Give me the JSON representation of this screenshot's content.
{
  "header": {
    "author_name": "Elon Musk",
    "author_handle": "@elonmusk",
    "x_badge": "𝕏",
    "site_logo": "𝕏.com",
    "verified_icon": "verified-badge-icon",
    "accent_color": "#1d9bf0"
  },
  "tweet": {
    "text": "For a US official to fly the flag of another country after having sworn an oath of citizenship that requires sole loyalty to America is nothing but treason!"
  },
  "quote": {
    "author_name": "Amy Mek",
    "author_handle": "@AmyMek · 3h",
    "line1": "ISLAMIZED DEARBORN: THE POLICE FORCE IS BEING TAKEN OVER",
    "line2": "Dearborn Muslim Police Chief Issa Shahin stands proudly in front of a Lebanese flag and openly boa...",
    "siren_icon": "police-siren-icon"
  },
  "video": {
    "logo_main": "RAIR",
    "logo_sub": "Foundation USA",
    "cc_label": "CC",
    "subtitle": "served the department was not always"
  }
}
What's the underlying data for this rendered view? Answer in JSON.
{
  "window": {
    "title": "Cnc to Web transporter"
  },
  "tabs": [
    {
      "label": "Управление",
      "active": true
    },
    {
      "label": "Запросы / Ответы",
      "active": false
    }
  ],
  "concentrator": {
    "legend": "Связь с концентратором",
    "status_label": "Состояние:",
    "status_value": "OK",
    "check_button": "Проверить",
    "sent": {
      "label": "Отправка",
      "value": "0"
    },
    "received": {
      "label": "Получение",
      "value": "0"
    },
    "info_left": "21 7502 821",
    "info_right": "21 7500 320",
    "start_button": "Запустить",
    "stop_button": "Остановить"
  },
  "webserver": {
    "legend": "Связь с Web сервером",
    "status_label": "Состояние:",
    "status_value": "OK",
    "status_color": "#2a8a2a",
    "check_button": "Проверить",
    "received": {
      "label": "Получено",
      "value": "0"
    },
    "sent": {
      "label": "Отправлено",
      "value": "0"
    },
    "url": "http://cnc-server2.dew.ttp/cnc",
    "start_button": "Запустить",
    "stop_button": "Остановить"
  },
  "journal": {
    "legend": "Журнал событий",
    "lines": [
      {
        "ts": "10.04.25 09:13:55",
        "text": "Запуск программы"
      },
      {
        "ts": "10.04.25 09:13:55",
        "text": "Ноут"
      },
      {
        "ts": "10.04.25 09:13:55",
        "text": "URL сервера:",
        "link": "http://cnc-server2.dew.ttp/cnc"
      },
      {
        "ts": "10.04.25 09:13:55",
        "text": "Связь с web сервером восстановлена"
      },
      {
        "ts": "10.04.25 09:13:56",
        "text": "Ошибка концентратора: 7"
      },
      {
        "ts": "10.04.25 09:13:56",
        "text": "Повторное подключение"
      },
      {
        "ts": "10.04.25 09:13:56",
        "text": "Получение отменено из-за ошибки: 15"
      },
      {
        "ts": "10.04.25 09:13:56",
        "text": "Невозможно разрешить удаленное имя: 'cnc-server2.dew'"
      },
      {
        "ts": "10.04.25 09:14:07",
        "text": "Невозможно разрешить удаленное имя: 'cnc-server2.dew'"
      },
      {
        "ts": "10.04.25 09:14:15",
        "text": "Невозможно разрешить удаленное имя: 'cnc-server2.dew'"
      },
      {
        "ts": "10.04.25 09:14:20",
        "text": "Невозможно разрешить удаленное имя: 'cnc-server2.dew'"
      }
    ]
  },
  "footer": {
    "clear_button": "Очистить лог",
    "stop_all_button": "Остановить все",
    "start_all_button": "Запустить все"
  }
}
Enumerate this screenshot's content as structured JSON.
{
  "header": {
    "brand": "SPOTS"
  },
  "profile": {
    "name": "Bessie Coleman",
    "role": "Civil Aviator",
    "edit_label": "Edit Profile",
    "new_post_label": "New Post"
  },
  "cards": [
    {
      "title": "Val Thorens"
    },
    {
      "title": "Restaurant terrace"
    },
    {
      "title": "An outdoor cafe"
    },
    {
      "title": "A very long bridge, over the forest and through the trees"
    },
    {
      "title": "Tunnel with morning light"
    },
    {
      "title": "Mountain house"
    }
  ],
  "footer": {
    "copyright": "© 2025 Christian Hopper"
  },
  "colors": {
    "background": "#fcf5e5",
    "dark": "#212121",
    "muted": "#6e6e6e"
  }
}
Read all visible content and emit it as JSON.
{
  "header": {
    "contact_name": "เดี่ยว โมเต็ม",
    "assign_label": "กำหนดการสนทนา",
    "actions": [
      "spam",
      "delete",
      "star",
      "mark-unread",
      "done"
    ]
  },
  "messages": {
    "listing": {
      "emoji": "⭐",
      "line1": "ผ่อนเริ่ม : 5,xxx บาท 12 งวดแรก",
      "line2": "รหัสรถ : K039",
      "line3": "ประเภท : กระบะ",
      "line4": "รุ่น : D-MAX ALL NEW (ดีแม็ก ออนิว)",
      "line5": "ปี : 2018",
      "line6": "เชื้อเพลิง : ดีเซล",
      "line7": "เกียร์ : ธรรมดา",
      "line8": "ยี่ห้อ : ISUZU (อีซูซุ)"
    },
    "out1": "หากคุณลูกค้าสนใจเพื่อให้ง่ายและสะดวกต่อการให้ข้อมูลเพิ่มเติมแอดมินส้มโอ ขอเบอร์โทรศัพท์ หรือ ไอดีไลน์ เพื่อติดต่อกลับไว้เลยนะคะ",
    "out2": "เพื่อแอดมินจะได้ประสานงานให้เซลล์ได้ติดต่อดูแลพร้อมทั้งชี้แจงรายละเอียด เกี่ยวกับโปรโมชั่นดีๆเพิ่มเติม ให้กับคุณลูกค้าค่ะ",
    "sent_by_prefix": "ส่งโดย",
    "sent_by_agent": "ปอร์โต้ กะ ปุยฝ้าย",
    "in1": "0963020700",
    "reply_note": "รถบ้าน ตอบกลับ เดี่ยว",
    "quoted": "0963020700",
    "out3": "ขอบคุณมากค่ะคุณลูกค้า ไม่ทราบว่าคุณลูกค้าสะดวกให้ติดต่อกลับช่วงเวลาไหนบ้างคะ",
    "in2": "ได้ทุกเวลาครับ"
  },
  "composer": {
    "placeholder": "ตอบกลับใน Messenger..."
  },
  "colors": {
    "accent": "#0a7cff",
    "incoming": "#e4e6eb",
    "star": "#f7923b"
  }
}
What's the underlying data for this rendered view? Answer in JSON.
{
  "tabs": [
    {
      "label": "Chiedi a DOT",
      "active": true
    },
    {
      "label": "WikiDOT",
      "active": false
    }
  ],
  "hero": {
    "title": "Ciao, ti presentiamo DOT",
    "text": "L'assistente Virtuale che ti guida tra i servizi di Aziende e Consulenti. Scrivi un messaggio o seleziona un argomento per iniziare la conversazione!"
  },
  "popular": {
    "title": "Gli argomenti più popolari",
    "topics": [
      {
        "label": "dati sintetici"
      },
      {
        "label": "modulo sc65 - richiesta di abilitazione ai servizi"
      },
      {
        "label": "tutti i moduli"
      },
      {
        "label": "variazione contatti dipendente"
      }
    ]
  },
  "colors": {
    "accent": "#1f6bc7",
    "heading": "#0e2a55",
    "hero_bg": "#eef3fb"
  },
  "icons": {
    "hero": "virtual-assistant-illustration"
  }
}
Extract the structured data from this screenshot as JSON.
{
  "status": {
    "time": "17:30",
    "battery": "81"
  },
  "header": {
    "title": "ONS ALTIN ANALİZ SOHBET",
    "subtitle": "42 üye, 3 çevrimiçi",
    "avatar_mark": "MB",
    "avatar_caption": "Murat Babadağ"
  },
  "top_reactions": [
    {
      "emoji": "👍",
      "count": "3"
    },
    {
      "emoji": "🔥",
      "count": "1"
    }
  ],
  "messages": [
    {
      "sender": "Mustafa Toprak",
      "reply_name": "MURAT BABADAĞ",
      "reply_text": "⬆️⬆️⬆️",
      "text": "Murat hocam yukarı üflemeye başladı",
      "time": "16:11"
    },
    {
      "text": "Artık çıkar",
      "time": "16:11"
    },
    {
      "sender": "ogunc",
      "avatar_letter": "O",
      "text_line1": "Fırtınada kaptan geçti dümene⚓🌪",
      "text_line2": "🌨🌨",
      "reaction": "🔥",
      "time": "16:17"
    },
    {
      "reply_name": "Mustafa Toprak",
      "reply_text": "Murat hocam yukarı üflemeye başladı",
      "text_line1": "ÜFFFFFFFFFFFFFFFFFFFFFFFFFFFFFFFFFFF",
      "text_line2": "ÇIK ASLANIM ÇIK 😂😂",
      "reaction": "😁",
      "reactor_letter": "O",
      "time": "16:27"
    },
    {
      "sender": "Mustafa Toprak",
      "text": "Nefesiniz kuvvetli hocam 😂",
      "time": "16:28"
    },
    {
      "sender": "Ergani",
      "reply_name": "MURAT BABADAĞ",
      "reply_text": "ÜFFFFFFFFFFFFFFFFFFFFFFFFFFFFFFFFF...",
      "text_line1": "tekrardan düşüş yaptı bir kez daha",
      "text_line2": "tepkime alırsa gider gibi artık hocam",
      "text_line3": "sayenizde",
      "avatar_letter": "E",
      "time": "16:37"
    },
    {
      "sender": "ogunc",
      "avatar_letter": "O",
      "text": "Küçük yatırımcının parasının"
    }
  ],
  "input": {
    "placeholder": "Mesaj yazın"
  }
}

━━━━━━━━━━

▸ **TASK DETAILS**: Look through the entries above and report each line where the string "başladı" occurs.

▸ **ANSWER TO THE TASK**:
      "text": "Murat hocam yukarı üflemeye başladı",
      "reply_text": "Murat hocam yukarı üflemeye başladı",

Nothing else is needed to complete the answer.